---- DATASET

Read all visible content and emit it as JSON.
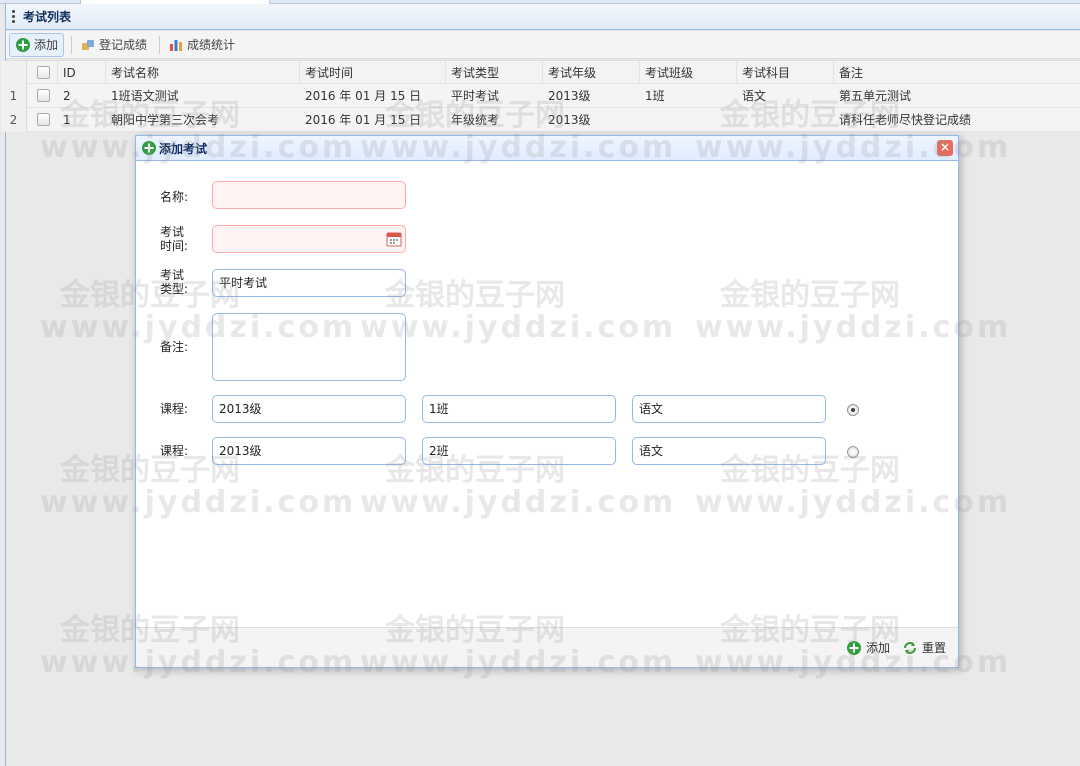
{
  "panel": {
    "title": "考试列表"
  },
  "toolbar": {
    "add_label": "添加",
    "register_label": "登记成绩",
    "stats_label": "成绩统计"
  },
  "table": {
    "columns": [
      "ID",
      "考试名称",
      "考试时间",
      "考试类型",
      "考试年级",
      "考试班级",
      "考试科目",
      "备注"
    ],
    "rows": [
      {
        "num": "1",
        "id": "2",
        "name": "1班语文测试",
        "time": "2016 年 01 月 15 日",
        "type": "平时考试",
        "grade": "2013级",
        "class": "1班",
        "subject": "语文",
        "note": "第五单元测试"
      },
      {
        "num": "2",
        "id": "1",
        "name": "朝阳中学第三次会考",
        "time": "2016 年 01 月 15 日",
        "type": "年级统考",
        "grade": "2013级",
        "class": "",
        "subject": "",
        "note": "请科任老师尽快登记成绩"
      }
    ]
  },
  "dialog": {
    "title": "添加考试",
    "name_label": "名称:",
    "time_label_1": "考试",
    "time_label_2": "时间:",
    "type_label_1": "考试",
    "type_label_2": "类型:",
    "type_value": "平时考试",
    "note_label": "备注:",
    "course_label": "课程:",
    "courses": [
      {
        "grade": "2013级",
        "class": "1班",
        "subject": "语文",
        "selected": true
      },
      {
        "grade": "2013级",
        "class": "2班",
        "subject": "语文",
        "selected": false
      }
    ],
    "add_button": "添加",
    "reset_button": "重置"
  },
  "watermark": {
    "line1": "金银的豆子网",
    "line2": "www.jyddzi.com"
  },
  "colors": {
    "accent": "#95b8e7",
    "title_text": "#0e2d5f",
    "invalid_bg": "#fff3f3",
    "add_icon": "#2e9e3e"
  }
}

--------

TO DO :: Would you set down the listing exactly, omitting pictures?

TASK RESPONSE ::
Read all visible content and emit it as JSON.
{
  "panel": {
    "title": "考试列表"
  },
  "toolbar": {
    "add_label": "添加",
    "register_label": "登记成绩",
    "stats_label": "成绩统计"
  },
  "table": {
    "columns": [
      "ID",
      "考试名称",
      "考试时间",
      "考试类型",
      "考试年级",
      "考试班级",
      "考试科目",
      "备注"
    ],
    "rows": [
      {
        "num": "1",
        "id": "2",
        "name": "1班语文测试",
        "time": "2016 年 01 月 15 日",
        "type": "平时考试",
        "grade": "2013级",
        "class": "1班",
        "subject": "语文",
        "note": "第五单元测试"
      },
      {
        "num": "2",
        "id": "1",
        "name": "朝阳中学第三次会考",
        "time": "2016 年 01 月 15 日",
        "type": "年级统考",
        "grade": "2013级",
        "class": "",
        "subject": "",
        "note": "请科任老师尽快登记成绩"
      }
    ]
  },
  "dialog": {
    "title": "添加考试",
    "name_label": "名称:",
    "time_label_1": "考试",
    "time_label_2": "时间:",
    "type_label_1": "考试",
    "type_label_2": "类型:",
    "type_value": "平时考试",
    "note_label": "备注:",
    "course_label": "课程:",
    "courses": [
      {
        "grade": "2013级",
        "class": "1班",
        "subject": "语文",
        "selected": true
      },
      {
        "grade": "2013级",
        "class": "2班",
        "subject": "语文",
        "selected": false
      }
    ],
    "add_button": "添加",
    "reset_button": "重置"
  },
  "watermark": {
    "line1": "金银的豆子网",
    "line2": "www.jyddzi.com"
  },
  "colors": {
    "accent": "#95b8e7",
    "title_text": "#0e2d5f",
    "invalid_bg": "#fff3f3",
    "add_icon": "#2e9e3e"
  }
}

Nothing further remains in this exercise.